- Brief -
Leave every picture out and write out the records below exactly.

- Information provided -

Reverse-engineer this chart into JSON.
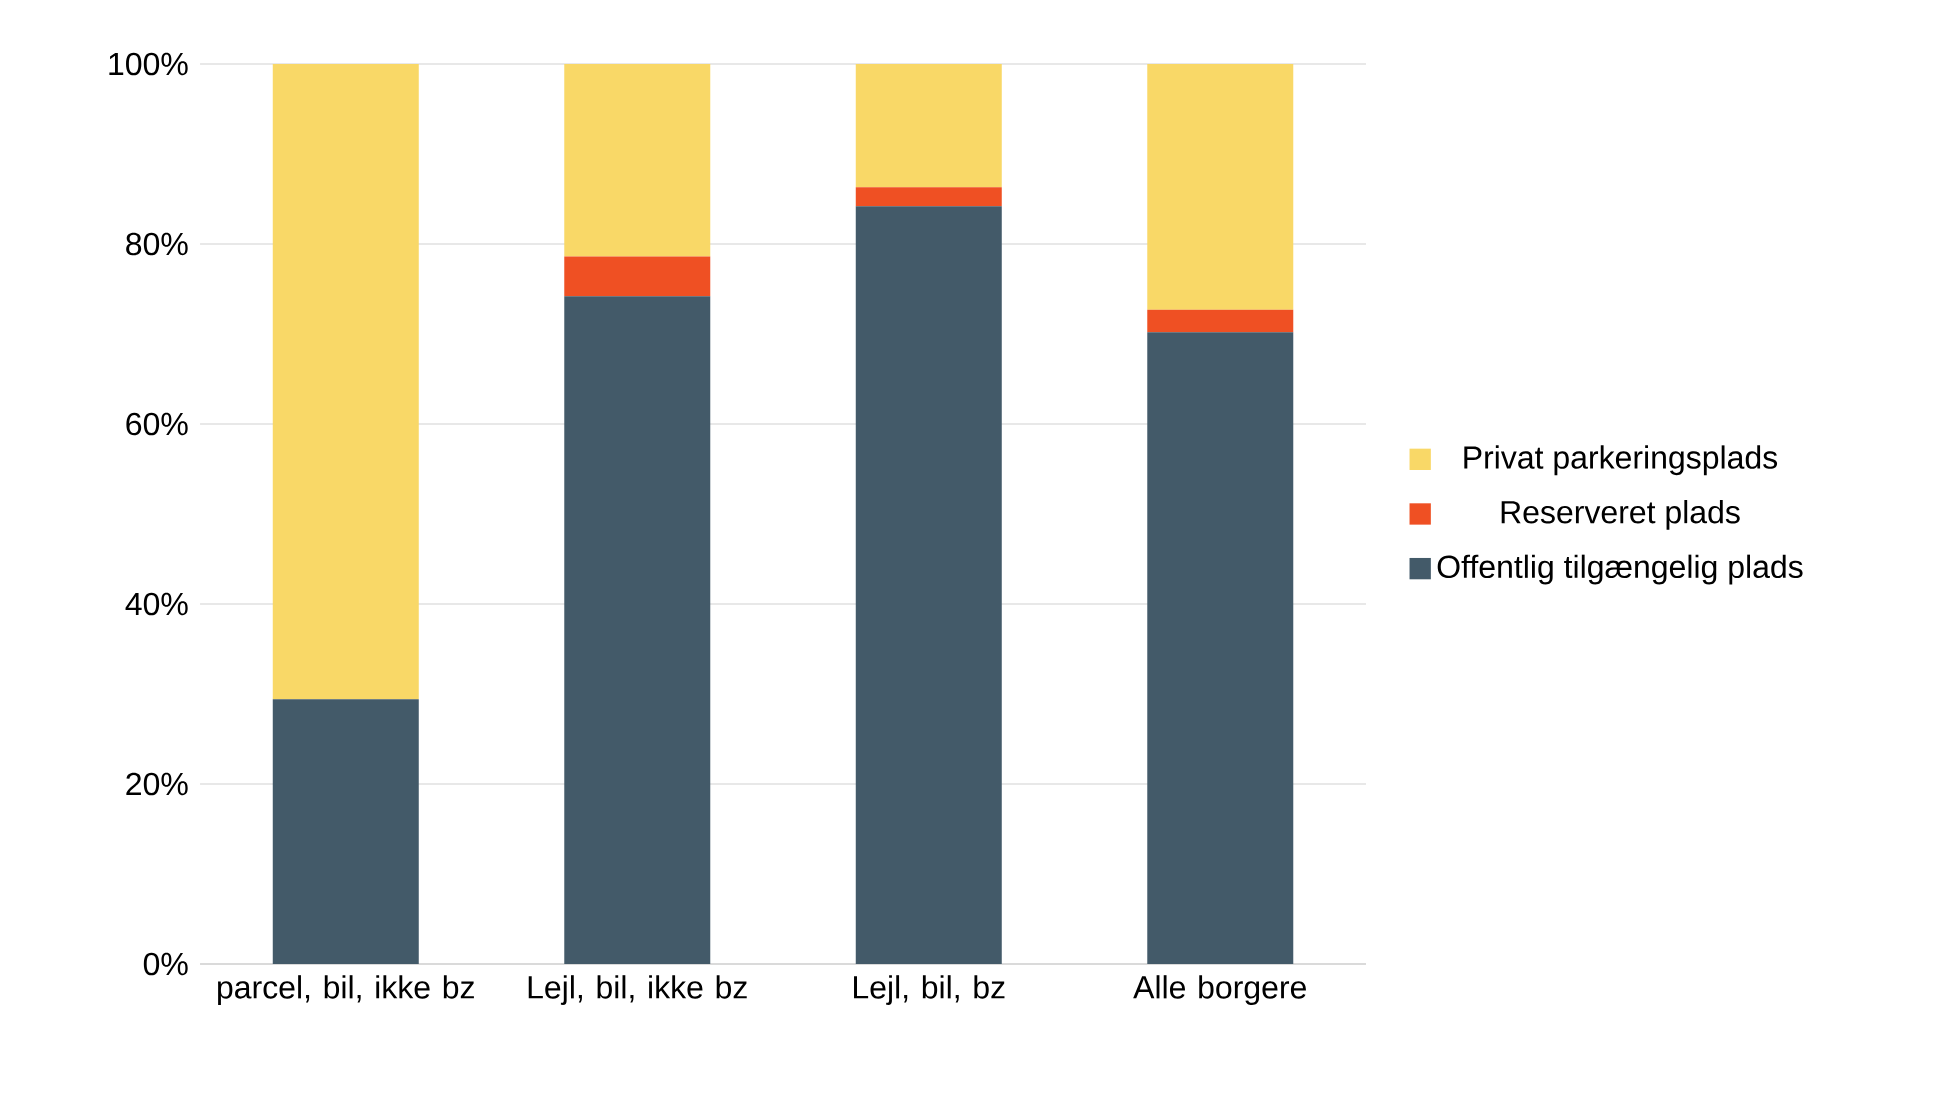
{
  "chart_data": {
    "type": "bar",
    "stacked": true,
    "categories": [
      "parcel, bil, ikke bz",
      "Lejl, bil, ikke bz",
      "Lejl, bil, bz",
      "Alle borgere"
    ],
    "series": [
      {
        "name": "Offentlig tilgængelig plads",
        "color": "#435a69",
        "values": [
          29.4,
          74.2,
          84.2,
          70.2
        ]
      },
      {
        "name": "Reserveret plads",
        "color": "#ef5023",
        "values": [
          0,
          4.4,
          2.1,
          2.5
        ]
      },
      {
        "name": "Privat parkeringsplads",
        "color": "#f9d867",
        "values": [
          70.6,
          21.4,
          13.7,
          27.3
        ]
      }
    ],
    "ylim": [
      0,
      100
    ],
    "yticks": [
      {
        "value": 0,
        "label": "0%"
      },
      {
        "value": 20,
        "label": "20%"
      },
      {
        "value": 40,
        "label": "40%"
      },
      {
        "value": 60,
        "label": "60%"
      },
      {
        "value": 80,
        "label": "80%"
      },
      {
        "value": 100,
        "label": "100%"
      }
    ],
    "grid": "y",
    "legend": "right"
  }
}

- Result of this task -
Reverse-engineer this chart into JSON.
{
  "chart_data": {
    "type": "bar",
    "stacked": true,
    "categories": [
      "parcel, bil, ikke bz",
      "Lejl, bil, ikke bz",
      "Lejl, bil, bz",
      "Alle borgere"
    ],
    "series": [
      {
        "name": "Offentlig tilgængelig plads",
        "color": "#435a69",
        "values": [
          29.4,
          74.2,
          84.2,
          70.2
        ]
      },
      {
        "name": "Reserveret plads",
        "color": "#ef5023",
        "values": [
          0,
          4.4,
          2.1,
          2.5
        ]
      },
      {
        "name": "Privat parkeringsplads",
        "color": "#f9d867",
        "values": [
          70.6,
          21.4,
          13.7,
          27.3
        ]
      }
    ],
    "ylim": [
      0,
      100
    ],
    "yticks": [
      {
        "value": 0,
        "label": "0%"
      },
      {
        "value": 20,
        "label": "20%"
      },
      {
        "value": 40,
        "label": "40%"
      },
      {
        "value": 60,
        "label": "60%"
      },
      {
        "value": 80,
        "label": "80%"
      },
      {
        "value": 100,
        "label": "100%"
      }
    ],
    "grid": "y",
    "legend": "right"
  }
}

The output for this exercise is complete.